---- Data supplied

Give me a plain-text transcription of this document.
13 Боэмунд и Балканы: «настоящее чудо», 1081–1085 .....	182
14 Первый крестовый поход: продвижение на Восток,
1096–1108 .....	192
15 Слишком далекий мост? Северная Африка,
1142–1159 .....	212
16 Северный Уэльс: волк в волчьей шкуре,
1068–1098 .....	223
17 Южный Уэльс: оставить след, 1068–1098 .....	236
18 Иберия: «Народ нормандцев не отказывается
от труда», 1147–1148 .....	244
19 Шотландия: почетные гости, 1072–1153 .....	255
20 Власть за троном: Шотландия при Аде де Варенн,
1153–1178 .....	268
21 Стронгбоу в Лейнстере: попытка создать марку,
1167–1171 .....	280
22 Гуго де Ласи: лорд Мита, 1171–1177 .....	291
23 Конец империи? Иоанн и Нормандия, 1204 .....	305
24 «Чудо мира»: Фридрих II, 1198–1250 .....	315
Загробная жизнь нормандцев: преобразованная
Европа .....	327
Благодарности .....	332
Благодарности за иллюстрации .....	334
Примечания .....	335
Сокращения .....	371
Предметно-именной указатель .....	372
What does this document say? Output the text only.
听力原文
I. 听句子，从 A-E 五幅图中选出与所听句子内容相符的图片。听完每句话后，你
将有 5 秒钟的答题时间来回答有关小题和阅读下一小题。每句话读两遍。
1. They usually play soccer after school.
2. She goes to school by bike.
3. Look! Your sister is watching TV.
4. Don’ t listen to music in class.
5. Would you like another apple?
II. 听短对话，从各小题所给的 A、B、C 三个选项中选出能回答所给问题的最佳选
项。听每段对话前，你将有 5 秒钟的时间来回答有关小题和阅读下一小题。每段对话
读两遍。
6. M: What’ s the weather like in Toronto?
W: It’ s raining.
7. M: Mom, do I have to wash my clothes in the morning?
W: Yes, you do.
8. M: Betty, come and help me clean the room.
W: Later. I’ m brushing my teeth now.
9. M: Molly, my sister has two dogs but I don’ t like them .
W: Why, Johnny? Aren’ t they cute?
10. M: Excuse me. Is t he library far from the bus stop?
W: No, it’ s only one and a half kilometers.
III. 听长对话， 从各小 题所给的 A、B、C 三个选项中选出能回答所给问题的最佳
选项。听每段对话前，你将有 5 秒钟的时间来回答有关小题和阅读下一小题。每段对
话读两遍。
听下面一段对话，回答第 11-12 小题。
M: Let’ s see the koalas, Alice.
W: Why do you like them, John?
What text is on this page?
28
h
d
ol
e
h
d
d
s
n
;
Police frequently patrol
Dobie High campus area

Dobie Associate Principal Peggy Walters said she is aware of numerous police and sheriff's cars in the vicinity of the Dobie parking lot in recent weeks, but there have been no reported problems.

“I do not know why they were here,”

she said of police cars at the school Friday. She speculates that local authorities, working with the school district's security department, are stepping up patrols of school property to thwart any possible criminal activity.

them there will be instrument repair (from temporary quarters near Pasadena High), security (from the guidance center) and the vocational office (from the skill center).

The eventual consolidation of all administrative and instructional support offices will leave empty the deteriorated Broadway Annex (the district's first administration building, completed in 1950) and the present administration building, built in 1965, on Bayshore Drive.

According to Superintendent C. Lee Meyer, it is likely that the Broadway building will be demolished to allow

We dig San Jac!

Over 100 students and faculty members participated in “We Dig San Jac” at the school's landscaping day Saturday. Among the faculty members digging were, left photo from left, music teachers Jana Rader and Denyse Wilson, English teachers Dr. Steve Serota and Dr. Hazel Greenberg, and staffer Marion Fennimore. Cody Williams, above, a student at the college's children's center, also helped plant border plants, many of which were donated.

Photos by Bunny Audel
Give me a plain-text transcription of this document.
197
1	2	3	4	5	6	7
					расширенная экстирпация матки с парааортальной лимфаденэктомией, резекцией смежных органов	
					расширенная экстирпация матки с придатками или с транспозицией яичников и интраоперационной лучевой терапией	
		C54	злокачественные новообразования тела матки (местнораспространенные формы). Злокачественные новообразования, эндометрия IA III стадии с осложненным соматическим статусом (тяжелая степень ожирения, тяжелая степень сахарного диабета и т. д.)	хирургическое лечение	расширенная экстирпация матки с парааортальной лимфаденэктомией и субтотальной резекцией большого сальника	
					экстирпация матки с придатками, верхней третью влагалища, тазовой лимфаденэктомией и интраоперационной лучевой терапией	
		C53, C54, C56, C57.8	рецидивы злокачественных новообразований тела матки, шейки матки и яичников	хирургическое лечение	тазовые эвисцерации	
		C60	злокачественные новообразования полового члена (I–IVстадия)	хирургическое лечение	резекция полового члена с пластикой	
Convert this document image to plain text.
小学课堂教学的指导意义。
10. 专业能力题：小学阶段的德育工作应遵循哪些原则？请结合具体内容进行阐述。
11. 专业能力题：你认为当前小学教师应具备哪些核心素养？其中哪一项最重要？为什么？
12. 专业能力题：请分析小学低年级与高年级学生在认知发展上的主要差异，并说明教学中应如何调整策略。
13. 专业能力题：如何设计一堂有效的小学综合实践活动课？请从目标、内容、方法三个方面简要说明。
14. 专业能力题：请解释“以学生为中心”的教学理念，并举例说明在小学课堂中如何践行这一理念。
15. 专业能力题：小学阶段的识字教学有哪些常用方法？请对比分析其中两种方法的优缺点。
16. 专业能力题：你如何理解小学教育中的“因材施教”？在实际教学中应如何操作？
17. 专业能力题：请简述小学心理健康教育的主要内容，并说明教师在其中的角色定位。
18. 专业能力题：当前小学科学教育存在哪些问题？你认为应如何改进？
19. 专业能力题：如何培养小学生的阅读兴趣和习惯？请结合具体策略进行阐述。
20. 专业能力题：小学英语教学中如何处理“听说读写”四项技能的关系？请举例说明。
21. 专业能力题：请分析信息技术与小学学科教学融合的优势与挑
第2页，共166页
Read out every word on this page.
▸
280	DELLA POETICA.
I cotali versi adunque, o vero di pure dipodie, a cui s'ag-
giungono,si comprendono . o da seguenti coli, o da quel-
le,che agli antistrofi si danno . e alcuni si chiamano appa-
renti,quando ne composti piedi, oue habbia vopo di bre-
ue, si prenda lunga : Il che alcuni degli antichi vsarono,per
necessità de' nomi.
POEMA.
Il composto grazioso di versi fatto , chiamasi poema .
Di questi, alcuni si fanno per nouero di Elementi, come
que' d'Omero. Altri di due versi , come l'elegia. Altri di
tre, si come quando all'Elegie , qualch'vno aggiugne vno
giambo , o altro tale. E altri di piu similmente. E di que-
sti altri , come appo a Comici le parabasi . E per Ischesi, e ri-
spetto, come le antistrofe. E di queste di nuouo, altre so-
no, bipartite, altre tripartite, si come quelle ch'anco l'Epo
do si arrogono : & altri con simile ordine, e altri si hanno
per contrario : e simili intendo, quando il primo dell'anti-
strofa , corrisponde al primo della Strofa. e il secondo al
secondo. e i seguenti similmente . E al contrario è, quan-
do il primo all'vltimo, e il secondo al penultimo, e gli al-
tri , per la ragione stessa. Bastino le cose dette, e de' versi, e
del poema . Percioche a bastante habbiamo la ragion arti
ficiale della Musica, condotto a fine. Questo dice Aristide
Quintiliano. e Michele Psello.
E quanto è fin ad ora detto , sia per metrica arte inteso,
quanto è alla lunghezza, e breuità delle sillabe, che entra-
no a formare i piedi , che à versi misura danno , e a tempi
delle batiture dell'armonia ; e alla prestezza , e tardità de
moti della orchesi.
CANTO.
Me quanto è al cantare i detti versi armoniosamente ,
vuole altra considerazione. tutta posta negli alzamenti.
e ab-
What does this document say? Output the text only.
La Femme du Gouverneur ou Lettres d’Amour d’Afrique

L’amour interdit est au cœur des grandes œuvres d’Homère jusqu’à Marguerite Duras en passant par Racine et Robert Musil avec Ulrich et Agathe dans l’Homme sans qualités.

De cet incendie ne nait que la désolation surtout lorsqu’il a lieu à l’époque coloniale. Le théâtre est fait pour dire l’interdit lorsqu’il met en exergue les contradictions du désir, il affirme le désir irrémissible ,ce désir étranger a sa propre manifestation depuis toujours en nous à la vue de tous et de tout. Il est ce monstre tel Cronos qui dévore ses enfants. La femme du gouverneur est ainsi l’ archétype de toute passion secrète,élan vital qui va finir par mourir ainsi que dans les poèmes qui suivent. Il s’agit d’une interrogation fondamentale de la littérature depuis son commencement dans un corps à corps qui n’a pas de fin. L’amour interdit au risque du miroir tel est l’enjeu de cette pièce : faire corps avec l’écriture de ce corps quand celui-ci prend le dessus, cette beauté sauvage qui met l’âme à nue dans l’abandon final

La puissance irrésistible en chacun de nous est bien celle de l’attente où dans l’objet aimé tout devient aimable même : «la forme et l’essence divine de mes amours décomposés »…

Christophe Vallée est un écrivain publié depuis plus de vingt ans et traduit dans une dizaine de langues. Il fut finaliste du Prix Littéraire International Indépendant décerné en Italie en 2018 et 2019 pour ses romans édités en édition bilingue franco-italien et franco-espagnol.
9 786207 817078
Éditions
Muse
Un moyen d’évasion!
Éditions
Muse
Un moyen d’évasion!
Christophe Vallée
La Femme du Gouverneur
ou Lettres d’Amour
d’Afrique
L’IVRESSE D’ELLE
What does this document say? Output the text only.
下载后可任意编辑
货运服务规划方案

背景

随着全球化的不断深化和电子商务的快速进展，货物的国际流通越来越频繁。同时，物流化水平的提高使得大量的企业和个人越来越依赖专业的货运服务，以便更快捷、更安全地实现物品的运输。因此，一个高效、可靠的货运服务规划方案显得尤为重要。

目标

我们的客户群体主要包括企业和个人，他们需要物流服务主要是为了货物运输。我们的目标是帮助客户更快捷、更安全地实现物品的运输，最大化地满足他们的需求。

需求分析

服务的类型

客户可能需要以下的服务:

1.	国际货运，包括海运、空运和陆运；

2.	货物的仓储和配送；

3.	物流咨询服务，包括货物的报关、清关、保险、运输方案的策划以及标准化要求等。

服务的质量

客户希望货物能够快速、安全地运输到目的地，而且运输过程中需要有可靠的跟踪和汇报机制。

--------

**Required task**
Select and copy every line of the material that holds the string "придатками".

**Task answer**
					расширенная экстирпация матки с придатками или с транспозицией яичников и интраоперационной лучевой терапией	
					экстирпация матки с придатками, верхней третью влагалища, тазовой лимфаденэктомией и интраоперационной лучевой терапией	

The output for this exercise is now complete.